→ **Job**
Collect each line of the entries that holds the string "this".

→ **Extracted records**
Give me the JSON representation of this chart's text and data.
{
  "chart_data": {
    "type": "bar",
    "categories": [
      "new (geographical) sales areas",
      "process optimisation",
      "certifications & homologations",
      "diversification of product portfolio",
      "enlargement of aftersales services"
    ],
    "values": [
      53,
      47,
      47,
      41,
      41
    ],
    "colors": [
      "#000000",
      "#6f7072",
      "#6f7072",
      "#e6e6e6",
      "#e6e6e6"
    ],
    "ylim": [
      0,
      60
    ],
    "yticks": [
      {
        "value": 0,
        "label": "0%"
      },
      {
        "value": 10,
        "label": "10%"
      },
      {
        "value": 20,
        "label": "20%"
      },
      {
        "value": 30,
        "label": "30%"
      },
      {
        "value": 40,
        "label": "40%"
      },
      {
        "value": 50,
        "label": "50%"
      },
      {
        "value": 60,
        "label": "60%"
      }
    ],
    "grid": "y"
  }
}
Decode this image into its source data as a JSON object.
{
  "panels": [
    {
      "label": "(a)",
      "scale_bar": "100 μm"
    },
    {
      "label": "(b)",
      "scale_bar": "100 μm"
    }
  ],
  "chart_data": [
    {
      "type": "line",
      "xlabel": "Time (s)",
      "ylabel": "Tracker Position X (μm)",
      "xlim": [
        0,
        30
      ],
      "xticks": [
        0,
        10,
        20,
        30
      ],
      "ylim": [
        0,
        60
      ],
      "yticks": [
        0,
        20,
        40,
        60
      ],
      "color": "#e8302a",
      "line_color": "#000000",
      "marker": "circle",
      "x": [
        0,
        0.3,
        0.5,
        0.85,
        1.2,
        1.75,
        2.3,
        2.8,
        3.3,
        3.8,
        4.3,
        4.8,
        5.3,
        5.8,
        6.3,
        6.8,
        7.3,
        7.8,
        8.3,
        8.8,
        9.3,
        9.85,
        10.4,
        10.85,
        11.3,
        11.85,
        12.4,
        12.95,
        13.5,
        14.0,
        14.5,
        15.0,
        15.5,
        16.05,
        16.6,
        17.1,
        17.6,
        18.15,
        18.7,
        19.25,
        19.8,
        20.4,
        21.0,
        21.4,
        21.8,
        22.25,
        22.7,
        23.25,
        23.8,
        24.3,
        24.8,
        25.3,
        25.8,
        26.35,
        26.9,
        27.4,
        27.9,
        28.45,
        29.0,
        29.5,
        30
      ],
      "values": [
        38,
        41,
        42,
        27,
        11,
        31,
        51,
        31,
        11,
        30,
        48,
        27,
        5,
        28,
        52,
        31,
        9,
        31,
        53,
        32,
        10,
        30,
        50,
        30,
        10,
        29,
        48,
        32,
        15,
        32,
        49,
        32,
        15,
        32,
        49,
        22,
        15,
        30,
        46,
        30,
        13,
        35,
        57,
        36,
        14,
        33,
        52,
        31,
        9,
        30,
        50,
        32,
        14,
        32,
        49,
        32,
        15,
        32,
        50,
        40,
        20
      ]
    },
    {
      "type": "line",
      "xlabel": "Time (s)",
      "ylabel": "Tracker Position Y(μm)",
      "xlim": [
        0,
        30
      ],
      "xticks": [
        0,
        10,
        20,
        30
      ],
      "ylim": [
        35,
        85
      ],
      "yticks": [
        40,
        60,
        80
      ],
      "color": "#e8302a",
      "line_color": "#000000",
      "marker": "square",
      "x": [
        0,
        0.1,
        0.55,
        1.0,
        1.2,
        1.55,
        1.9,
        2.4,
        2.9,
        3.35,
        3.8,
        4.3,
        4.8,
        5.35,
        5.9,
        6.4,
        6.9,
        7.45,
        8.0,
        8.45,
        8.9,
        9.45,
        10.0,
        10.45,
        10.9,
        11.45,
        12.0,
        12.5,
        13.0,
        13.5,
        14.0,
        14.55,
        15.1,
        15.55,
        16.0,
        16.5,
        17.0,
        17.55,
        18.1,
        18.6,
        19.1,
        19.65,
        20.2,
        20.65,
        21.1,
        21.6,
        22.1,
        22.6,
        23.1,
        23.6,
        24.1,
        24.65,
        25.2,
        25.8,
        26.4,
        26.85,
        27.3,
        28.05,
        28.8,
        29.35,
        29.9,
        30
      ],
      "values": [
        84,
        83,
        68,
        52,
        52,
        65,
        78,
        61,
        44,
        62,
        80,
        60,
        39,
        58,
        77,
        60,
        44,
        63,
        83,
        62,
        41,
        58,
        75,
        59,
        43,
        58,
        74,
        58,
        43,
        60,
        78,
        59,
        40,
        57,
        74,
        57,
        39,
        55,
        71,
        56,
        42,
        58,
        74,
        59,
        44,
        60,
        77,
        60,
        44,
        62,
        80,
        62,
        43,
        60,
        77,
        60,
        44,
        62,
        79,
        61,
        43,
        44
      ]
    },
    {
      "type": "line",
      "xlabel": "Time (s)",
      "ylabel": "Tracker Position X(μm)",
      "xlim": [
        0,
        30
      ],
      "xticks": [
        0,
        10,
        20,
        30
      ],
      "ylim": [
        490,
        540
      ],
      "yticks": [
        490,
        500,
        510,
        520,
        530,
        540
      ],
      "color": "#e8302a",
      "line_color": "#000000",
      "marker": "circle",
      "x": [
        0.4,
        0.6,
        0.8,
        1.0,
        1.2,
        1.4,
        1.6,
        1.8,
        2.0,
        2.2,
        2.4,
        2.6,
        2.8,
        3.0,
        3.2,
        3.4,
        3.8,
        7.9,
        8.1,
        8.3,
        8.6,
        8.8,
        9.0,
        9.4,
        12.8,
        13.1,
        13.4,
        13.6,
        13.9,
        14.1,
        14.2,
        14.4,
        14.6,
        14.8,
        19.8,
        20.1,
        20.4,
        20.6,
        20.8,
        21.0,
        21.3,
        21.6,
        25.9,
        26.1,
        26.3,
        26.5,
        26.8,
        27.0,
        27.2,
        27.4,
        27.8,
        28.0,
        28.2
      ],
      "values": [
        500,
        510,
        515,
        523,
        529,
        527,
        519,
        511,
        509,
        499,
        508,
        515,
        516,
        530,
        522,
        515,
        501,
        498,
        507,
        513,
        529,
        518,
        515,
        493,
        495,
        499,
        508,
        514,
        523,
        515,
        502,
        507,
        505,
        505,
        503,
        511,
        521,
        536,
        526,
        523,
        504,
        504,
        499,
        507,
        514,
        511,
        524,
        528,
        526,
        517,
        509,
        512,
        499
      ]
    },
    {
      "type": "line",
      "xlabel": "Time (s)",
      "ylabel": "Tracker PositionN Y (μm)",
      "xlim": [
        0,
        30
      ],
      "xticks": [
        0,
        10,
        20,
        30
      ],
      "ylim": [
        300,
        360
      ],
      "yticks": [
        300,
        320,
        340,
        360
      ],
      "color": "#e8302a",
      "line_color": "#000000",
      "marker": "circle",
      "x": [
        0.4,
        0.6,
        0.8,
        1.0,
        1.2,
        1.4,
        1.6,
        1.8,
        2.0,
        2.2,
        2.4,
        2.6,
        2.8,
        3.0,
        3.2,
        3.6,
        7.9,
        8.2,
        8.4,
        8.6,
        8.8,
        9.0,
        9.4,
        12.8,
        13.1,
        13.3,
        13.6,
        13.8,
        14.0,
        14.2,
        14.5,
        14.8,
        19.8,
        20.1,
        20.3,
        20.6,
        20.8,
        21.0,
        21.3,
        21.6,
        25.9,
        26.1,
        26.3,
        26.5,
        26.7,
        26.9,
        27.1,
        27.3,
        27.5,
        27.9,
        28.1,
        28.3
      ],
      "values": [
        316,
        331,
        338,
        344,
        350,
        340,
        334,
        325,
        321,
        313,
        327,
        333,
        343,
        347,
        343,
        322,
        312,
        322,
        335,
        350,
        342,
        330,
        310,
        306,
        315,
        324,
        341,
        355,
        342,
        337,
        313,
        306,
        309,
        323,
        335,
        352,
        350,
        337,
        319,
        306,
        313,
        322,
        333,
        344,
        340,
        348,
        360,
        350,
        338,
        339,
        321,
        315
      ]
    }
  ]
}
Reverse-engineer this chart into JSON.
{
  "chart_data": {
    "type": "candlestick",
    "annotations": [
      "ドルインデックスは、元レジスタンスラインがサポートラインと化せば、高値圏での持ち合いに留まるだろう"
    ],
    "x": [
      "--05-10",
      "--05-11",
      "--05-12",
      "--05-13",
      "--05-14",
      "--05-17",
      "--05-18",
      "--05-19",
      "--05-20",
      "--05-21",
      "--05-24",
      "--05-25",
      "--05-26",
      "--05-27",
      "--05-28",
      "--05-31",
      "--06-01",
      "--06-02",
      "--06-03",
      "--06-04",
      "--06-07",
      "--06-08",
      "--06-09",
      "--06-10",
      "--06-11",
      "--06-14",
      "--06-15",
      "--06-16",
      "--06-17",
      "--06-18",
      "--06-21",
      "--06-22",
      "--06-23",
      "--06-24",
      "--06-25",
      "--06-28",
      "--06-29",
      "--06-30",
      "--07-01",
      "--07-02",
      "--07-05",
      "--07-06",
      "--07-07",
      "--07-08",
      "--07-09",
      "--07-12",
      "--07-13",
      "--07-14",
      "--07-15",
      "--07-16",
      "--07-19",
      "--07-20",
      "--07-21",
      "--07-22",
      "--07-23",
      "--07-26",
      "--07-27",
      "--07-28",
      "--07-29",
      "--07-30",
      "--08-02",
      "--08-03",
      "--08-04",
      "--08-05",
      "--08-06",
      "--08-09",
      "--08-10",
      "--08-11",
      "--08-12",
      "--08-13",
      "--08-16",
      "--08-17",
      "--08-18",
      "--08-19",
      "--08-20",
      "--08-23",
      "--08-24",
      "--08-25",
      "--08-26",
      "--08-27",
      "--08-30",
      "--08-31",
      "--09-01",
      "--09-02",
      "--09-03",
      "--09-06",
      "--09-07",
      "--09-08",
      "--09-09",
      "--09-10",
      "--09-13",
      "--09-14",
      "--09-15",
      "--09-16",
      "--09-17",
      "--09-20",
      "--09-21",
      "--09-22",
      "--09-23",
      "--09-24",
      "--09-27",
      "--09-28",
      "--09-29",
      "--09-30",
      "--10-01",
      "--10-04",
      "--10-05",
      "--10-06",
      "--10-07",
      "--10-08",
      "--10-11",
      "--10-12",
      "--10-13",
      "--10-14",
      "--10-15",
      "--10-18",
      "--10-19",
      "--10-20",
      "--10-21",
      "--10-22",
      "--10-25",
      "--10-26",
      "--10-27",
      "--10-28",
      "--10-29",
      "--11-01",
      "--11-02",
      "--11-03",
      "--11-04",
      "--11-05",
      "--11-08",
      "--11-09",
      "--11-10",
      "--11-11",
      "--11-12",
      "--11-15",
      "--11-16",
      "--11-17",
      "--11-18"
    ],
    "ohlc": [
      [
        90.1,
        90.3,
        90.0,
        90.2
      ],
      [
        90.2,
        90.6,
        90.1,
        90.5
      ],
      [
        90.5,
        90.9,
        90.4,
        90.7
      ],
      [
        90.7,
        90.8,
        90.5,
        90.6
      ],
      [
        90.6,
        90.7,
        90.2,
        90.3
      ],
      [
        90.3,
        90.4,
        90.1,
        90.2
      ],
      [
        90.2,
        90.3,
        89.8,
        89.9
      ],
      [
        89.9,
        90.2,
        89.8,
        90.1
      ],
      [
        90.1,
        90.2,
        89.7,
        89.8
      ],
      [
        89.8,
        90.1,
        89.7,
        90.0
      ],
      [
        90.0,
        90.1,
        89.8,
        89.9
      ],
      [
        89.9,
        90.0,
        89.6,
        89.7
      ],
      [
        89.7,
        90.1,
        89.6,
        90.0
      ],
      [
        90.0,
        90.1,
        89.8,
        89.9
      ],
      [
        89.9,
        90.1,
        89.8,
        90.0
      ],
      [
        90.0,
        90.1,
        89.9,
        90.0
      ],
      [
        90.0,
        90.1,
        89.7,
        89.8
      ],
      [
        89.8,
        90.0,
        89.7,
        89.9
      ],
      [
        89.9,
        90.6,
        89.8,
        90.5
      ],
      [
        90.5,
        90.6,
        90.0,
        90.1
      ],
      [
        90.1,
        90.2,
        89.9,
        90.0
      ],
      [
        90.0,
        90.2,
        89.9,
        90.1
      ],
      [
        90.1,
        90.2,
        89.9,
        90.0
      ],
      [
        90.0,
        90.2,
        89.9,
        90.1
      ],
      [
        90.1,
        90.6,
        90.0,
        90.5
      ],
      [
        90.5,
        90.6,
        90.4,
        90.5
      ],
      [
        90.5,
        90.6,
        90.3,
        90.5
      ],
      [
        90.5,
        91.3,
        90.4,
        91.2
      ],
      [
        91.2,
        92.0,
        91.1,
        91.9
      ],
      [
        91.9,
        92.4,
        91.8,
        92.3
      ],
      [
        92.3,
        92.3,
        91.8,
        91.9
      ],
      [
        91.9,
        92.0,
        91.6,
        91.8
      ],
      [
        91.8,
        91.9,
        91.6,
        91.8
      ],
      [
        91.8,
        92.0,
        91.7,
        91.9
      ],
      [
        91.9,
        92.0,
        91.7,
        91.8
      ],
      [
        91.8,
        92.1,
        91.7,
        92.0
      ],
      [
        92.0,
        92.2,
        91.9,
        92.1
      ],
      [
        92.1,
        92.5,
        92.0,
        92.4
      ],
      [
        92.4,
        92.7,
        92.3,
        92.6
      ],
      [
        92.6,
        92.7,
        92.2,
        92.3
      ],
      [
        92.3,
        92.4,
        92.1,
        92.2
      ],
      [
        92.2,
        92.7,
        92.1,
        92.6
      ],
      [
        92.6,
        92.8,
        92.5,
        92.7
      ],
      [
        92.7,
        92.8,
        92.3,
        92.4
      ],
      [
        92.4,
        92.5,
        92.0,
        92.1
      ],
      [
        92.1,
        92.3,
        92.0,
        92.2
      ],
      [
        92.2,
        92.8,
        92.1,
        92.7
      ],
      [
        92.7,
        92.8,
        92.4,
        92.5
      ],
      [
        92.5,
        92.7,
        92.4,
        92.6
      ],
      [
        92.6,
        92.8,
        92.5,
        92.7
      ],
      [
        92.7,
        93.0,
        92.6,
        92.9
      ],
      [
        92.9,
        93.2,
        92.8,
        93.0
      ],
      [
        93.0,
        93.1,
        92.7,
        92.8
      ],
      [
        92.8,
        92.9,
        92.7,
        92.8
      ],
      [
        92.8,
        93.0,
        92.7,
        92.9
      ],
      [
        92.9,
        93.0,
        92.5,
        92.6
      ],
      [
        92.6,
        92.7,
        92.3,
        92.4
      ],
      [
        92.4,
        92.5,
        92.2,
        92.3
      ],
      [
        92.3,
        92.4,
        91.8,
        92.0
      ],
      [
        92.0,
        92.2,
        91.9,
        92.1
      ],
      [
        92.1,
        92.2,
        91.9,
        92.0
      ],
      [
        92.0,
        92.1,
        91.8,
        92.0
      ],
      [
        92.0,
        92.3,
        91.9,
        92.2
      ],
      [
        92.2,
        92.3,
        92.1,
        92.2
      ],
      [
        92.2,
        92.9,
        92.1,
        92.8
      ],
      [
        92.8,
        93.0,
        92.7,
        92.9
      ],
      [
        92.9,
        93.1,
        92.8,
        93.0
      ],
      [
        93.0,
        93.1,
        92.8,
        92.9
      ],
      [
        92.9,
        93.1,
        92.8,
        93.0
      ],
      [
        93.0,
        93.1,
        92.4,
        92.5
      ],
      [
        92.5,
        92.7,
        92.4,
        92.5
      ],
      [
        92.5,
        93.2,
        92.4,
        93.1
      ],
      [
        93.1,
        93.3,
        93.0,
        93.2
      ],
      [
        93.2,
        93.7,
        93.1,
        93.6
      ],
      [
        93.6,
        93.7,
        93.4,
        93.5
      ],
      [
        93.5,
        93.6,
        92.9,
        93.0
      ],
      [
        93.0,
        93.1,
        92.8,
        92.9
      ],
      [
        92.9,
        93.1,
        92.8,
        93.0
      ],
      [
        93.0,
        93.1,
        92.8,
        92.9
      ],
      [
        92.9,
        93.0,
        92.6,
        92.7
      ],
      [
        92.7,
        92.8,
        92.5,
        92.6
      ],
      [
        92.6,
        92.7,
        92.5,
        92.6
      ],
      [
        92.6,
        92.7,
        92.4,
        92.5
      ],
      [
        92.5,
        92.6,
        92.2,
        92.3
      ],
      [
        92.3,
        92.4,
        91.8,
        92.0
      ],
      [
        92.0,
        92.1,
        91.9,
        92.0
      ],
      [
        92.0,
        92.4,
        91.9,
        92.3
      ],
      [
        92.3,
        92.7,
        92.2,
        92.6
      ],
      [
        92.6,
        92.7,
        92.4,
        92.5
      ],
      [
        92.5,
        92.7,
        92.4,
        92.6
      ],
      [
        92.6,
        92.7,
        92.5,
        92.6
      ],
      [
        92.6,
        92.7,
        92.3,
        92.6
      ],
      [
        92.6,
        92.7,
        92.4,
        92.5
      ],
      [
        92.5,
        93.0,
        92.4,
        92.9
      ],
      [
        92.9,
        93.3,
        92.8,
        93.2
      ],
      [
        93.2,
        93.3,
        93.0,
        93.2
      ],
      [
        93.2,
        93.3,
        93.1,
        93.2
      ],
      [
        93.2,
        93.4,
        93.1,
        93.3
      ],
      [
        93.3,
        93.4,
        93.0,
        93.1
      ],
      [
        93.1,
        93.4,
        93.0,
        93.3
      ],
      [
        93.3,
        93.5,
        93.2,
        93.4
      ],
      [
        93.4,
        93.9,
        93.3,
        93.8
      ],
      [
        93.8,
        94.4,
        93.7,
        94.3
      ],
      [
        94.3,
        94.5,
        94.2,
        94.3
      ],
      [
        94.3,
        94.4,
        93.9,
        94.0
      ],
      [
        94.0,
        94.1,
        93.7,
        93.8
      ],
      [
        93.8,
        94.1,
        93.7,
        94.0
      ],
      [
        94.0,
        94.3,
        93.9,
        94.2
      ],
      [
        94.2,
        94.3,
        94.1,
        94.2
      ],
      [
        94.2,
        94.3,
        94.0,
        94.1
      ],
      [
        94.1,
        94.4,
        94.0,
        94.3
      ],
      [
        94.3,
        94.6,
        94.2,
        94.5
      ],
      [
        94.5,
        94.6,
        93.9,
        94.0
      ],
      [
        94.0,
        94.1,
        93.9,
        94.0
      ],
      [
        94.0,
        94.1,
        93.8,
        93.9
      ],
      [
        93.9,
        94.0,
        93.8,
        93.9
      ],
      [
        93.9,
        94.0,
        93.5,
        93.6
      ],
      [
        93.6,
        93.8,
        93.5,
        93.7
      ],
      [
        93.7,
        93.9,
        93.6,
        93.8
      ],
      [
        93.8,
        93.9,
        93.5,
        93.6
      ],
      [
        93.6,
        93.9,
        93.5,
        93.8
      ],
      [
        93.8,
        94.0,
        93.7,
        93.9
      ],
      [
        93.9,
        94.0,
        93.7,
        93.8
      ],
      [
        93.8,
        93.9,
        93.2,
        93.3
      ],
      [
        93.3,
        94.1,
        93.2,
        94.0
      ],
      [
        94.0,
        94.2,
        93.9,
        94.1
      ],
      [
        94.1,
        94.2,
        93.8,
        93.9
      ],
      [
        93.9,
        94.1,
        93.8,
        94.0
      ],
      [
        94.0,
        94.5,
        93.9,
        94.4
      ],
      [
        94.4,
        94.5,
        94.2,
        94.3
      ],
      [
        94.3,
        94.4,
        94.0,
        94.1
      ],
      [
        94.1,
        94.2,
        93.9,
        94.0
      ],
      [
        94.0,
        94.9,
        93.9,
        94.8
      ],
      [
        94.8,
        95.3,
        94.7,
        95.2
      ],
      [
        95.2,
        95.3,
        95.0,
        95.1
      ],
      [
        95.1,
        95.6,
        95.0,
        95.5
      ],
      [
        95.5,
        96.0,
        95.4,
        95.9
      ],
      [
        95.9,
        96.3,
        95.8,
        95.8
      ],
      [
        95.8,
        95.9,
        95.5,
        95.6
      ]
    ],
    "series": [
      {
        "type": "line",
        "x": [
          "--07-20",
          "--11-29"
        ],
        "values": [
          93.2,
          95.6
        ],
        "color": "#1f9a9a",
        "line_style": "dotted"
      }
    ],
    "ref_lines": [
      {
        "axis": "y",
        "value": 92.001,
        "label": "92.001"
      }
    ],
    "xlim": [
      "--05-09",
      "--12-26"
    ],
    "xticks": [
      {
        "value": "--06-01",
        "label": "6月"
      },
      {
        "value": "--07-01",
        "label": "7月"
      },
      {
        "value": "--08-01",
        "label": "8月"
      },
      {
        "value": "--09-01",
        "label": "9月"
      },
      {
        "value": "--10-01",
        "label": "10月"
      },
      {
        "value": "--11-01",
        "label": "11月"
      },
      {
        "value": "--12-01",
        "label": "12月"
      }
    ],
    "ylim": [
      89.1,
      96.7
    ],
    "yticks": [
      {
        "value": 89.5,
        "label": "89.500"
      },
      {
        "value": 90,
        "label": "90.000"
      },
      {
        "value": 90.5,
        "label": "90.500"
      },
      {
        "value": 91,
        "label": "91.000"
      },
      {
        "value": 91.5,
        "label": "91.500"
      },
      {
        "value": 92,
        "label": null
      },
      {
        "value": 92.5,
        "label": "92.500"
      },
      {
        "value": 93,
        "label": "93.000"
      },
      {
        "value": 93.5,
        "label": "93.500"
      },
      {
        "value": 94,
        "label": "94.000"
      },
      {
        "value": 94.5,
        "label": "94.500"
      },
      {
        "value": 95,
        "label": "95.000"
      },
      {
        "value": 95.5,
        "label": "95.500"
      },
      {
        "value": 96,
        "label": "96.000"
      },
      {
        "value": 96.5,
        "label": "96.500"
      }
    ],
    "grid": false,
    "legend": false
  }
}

→ **Written reply**
Give me the JSON representation of this chart's text and data.
Decode this image into its source data as a JSON object.
Reverse-engineer this chart into JSON.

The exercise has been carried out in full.